Stored items:
>> START

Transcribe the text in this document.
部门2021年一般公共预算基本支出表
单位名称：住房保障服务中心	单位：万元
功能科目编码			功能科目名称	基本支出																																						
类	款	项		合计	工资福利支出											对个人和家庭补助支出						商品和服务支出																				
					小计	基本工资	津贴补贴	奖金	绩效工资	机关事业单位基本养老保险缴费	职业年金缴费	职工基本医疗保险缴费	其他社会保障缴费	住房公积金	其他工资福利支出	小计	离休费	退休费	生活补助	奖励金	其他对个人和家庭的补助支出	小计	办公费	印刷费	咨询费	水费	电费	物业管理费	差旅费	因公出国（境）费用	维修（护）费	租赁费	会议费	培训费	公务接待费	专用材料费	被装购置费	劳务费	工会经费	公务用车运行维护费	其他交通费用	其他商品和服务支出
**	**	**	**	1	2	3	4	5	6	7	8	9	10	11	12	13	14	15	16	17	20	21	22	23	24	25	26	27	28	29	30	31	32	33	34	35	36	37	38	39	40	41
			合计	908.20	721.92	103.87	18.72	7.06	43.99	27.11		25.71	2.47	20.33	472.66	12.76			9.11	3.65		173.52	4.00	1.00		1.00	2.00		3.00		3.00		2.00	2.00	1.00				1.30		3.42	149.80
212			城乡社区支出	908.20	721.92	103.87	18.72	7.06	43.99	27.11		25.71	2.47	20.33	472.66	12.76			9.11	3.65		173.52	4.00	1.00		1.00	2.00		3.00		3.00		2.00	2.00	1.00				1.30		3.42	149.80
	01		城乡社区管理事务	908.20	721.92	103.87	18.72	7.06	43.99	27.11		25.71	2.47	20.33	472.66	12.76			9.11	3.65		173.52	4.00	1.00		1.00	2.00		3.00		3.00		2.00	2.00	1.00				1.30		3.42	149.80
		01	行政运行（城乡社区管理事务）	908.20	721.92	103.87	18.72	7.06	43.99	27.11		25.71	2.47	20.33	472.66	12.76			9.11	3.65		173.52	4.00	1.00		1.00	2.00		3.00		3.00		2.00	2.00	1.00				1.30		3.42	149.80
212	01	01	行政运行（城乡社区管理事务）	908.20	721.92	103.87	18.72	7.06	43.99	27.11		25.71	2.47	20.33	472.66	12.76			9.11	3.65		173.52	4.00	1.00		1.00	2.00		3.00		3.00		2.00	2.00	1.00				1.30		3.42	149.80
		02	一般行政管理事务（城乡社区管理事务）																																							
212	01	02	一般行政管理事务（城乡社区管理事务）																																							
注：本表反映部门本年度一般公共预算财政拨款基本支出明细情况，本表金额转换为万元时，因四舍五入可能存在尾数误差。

>> END

**TASK REQUIREMENTS**
Show every line from the entries above in which "一般行政管理事务" appears.

**RESPONSE TO THE EXERCISE**
		02	一般行政管理事务（城乡社区管理事务）																																							
212	01	02	一般行政管理事务（城乡社区管理事务）																																							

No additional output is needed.